- Page excerpt
- - - - - - -
My hon. Friend said: … we feel that these proposals will not achieve these very desirable aims."—[OFFICIAL REPORT, 12th May, 1966; Vol. 728, c. 659.] My hon. Friend went on to explain in some detail why they would not do so, and we tried to make some alterations in the scheme when the Bill was on Report to achieve the right kind of development levy. No one disagrees with that principle and at the time the right hon. Member for Kingston-upon-Thames (Mr. Boyd-Carpenter) was in sympathy with the idea that some part of the development value should be recoverable by the community.

Unfortunately, at that time the Government paid no attention to us. They refused to listen to our advice and now we are in the position of having to consider how best to recover from the difficulties which have been drawn to the Government's attention in debates and in newspapers which have done a great service in focusing attention on the problems of the Land Commission.

I make no apology for speaking in this debate notwithstanding the fact that we shall have another opportunity to discuss the problem in debates on the Finance Bill, because the more occasions we bring it to the attention of the Minister for Planning and Land, the more likely he is to come to a solution with which both sides of the House agree.

It is most unfortunate for the Minister for Planning and Land. He seems to be always saddled with the most difficult questions. He has only just finished dealing with prescription charges and now he is having to defend these policies which are of extreme unpopularity. I expect, when the summer is over, to see him moved to the Department of Employment and Productivity to help the right hon. Lady with her difficult task there. I am sorry for him, because he has been given the impossible task of defending this White Paper—impossible unless there is to be an element of retrospection.

The right hon. Member for Sunderland, North (Mr. Willey), who was responsible for the introduction of the Act, said that he did not believe it right to create hardship as between similar cases. That is exactly what will happen if we are to have cut-off dates, for certain people who entered the transactions immediately before that date will not be able to derive benefit from these concessions, while those who entered them immediately afterwards will be able to derive benefit.

Looking through the White Paper I am not at all clear who is to benefit. This has been brought home to me with some force when, at my advice bureau last weekend, I had to discuss a case with a lady who has disposed of a small plot of land and who wanted to know whether she would be liable to the levy. If the Minister can tell me whether this lady will escape, I would be grateful.
- - - - - - -
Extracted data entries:

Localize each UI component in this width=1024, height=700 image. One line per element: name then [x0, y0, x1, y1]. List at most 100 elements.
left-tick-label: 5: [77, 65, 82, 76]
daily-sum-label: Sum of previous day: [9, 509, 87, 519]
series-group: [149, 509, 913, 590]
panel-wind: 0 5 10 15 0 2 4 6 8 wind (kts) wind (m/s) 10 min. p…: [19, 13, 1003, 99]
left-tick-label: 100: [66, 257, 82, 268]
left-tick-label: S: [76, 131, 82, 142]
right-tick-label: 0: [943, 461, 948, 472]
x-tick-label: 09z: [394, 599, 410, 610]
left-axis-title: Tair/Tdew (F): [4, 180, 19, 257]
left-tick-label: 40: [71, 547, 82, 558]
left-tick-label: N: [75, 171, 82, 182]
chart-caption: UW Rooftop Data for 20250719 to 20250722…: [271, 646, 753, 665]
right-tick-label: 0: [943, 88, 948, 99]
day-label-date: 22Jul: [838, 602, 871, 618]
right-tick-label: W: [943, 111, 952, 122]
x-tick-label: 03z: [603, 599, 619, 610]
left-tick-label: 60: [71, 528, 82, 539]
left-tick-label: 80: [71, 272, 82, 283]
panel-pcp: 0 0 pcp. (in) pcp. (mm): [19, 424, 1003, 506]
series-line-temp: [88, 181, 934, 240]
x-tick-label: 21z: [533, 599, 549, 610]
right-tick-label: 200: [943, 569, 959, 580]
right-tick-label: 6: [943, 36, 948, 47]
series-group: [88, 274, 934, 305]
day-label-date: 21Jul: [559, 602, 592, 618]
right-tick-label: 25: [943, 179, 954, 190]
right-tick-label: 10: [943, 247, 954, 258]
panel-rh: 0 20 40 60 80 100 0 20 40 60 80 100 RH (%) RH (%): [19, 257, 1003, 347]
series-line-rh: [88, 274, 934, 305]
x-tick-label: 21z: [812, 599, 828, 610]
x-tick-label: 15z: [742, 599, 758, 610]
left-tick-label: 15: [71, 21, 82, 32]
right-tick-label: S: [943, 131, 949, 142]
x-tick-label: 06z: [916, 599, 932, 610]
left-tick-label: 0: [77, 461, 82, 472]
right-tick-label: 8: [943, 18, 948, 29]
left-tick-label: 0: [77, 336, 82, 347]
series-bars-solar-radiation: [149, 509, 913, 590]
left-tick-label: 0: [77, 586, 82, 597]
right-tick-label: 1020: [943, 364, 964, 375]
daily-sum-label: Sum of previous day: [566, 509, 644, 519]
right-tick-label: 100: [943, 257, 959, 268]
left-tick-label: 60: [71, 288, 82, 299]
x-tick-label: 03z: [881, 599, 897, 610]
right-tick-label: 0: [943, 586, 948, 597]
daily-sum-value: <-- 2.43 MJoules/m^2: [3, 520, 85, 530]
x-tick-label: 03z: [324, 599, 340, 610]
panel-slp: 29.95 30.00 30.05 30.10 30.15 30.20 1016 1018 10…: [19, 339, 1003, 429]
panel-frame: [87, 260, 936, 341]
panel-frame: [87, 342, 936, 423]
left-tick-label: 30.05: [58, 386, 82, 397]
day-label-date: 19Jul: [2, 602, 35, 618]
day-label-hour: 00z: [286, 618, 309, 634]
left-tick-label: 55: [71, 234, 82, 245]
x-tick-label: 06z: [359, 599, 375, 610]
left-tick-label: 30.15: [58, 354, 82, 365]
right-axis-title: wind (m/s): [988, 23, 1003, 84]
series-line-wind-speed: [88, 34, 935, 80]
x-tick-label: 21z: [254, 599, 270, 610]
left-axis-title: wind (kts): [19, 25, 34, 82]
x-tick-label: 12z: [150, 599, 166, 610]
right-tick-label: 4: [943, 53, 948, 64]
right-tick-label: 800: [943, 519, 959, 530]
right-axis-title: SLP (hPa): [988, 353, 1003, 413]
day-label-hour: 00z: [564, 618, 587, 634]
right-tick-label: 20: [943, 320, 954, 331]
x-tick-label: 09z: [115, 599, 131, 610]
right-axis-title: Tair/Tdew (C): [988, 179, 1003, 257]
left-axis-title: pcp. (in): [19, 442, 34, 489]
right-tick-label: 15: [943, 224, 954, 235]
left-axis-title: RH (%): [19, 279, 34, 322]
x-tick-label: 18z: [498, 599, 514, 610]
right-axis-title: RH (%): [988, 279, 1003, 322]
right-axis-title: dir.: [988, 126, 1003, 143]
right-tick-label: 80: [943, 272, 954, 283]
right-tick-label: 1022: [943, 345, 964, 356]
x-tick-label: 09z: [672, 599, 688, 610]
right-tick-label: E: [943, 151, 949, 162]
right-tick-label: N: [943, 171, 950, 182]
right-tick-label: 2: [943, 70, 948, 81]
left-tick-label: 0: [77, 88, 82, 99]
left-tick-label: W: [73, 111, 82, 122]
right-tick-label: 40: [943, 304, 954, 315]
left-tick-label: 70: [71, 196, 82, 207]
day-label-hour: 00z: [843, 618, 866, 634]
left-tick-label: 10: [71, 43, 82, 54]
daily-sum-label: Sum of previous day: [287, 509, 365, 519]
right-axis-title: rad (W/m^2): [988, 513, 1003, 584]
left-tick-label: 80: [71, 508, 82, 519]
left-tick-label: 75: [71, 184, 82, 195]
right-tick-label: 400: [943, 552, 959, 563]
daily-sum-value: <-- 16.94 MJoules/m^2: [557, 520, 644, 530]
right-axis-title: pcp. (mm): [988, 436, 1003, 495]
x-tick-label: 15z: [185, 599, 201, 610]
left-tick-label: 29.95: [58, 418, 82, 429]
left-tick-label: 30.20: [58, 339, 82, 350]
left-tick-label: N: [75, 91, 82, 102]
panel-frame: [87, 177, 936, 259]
- - - - - - -
- To be done
(1) In the Land Commission debate excerpt, which department does the speaker expect the Minister for Planning and Land to be moved to once the summer is over?
(2) Go on with the Land Commission debate excerpt, starting after its last sentence.
These lines have no connection to the Land Commission debate excerpt.

- Written answers
(1) The Department of Employment and Productivity.

(2)
This lady is 79, living on social security and supplementary benefit. This is not one of those invented cases one sometimes hears, these are the facts. She looked after an aged gentleman, and he then died. The only asset was his house, which he left to her. The house was an old one, built a long time before the war, and she decided that the sensible thing to do was to sell off a little bit of garden and to use the proceeds to install modern amenities such as a bathroom, and so on. She sold the land for £850, then the Land Commission came along and said that she was liable to pay £218 betterment levy, thus wrecking her plans for improving the property and bringing it into a reasonable condition.

Is this really the objective of the Minister for Planning and Land? I am sure that it is not, because another of the Government's policies is to try to renovate older houses. Yet if this lady has to pay £218 out of the proceeds she received from the sale of the land, it would be impossible for her to carry out her plans. I will give the right hon. Gentleman the relevant dates, and perhaps he will be good enough to reply to me, because my constituent is extremely anxious about this. Naturally, she wants to know as soon as possible, and I assured her, when we discussed this on Saturday morning, that, since there was a debate in the House on Monday, I would raise it then.

I am informed by her financial advisers that the date of the assessment, whatever that means, was 13th February, and the date of charge was 24th April. If the right hon. Gentleman can assure me that this old lady will be exempt from a charge of £218, remembering that she has nothing else to live on but her pension and social benefits, I should be very well satisfied with having taken part in the debate. Probably it is not only the £1,500 limit to which this kind of argument applies.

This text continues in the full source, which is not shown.